Extracted records

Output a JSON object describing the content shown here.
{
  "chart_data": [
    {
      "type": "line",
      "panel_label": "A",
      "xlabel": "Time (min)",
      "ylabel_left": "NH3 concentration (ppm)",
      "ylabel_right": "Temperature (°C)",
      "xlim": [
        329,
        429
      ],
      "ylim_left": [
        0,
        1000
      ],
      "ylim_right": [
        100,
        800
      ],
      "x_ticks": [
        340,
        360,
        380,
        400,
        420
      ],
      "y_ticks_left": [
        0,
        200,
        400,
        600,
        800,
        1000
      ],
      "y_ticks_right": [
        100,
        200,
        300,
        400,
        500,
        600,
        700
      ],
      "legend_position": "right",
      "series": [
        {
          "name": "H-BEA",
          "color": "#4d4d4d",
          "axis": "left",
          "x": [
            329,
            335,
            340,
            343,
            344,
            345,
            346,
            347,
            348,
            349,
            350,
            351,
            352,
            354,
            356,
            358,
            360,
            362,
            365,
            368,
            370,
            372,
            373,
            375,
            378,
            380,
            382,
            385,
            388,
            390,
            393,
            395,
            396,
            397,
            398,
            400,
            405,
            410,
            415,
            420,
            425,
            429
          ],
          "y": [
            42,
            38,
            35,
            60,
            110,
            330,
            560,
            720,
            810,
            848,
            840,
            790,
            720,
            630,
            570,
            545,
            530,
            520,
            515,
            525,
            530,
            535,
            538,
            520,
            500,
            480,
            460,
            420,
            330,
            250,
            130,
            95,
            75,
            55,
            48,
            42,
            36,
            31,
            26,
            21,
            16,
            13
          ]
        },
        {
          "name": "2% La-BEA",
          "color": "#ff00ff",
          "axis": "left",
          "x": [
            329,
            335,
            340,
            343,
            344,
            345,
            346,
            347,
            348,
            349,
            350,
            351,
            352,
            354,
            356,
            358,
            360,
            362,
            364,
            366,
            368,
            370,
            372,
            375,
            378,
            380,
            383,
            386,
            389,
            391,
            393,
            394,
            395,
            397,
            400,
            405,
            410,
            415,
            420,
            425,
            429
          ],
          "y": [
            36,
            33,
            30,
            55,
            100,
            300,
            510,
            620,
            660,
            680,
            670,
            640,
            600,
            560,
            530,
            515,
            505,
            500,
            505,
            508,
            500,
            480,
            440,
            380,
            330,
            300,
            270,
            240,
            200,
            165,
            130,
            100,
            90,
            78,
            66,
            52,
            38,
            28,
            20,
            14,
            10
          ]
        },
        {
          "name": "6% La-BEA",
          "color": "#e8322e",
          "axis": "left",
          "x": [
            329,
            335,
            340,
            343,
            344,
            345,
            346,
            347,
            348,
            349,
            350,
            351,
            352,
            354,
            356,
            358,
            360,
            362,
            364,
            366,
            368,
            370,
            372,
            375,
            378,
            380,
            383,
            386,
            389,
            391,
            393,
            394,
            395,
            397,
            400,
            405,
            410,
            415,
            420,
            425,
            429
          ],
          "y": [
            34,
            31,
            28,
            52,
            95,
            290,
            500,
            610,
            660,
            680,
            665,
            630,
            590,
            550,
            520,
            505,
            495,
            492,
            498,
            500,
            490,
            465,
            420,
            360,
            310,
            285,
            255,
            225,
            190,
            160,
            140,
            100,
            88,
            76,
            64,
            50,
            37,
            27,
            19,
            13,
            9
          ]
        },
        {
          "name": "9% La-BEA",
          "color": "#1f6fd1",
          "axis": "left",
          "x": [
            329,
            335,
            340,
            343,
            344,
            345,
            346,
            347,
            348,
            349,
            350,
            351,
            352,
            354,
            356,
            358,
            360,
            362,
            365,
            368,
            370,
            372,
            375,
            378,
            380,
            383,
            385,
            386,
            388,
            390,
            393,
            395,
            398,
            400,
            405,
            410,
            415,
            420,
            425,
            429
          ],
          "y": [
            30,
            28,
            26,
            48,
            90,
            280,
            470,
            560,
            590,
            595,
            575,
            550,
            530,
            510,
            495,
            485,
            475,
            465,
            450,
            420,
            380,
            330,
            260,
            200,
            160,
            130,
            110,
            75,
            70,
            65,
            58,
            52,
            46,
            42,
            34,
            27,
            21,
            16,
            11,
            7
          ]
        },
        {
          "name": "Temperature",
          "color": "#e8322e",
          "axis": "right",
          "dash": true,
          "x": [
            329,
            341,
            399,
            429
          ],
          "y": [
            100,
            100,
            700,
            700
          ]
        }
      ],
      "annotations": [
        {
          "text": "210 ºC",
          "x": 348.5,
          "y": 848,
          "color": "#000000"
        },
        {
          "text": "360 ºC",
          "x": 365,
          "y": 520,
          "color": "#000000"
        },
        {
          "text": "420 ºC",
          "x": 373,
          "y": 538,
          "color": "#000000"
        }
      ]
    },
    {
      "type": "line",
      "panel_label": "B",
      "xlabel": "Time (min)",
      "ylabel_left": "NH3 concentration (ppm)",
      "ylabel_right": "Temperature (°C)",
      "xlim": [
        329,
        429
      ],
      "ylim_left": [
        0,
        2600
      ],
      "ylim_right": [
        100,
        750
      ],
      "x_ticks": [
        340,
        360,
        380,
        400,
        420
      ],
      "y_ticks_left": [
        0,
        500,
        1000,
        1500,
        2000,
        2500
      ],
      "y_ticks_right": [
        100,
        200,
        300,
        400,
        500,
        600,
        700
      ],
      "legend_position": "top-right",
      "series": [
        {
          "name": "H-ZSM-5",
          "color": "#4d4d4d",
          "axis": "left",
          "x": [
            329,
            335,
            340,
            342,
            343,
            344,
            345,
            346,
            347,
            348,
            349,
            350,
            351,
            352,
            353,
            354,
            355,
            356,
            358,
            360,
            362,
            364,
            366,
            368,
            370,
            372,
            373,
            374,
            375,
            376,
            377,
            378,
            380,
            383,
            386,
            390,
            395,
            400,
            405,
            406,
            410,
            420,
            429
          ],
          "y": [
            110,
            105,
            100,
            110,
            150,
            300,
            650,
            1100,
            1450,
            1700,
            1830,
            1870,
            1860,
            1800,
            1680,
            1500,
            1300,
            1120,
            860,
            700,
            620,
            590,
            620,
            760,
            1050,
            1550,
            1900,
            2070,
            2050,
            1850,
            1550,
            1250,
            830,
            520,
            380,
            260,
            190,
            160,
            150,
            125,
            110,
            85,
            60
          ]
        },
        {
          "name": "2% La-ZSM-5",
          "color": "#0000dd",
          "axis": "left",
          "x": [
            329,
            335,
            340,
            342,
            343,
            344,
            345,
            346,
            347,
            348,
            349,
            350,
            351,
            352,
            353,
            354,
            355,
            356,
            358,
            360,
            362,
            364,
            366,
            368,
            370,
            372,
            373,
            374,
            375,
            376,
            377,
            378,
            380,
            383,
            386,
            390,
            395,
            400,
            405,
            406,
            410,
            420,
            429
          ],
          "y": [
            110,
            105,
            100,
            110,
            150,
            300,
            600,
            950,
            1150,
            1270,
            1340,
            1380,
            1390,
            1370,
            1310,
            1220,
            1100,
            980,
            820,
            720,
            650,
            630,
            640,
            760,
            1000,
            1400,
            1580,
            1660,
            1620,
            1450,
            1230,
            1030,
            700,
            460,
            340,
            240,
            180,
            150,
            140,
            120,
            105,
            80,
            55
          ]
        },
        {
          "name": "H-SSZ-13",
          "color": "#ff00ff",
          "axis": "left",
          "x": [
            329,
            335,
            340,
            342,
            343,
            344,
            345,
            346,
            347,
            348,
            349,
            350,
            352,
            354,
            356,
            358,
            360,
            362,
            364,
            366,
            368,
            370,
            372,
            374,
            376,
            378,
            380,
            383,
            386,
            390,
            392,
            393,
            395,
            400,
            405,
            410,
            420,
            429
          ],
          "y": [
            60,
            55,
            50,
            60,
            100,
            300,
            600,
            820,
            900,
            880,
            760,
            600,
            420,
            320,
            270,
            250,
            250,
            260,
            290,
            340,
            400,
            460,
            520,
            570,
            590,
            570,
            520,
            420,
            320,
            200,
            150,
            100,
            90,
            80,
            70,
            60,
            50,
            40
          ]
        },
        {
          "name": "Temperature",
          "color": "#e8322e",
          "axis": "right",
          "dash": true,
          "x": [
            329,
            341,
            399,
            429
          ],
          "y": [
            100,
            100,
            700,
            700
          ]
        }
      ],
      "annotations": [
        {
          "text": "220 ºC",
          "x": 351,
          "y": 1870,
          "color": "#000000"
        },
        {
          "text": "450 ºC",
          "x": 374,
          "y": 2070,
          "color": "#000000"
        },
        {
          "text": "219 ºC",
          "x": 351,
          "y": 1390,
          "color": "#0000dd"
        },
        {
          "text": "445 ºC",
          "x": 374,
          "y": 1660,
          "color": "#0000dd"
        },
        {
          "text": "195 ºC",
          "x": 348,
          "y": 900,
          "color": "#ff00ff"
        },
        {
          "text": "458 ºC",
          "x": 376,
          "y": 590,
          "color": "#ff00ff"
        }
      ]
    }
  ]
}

**What is required:** Where a line in the material contains "name", copy that line.

**Answer to this task:**
          "name": "H-BEA",
          "name": "2% La-BEA",
          "name": "6% La-BEA",
          "name": "9% La-BEA",
          "name": "Temperature",
          "name": "H-ZSM-5",
          "name": "2% La-ZSM-5",
          "name": "H-SSZ-13",
          "name": "Temperature",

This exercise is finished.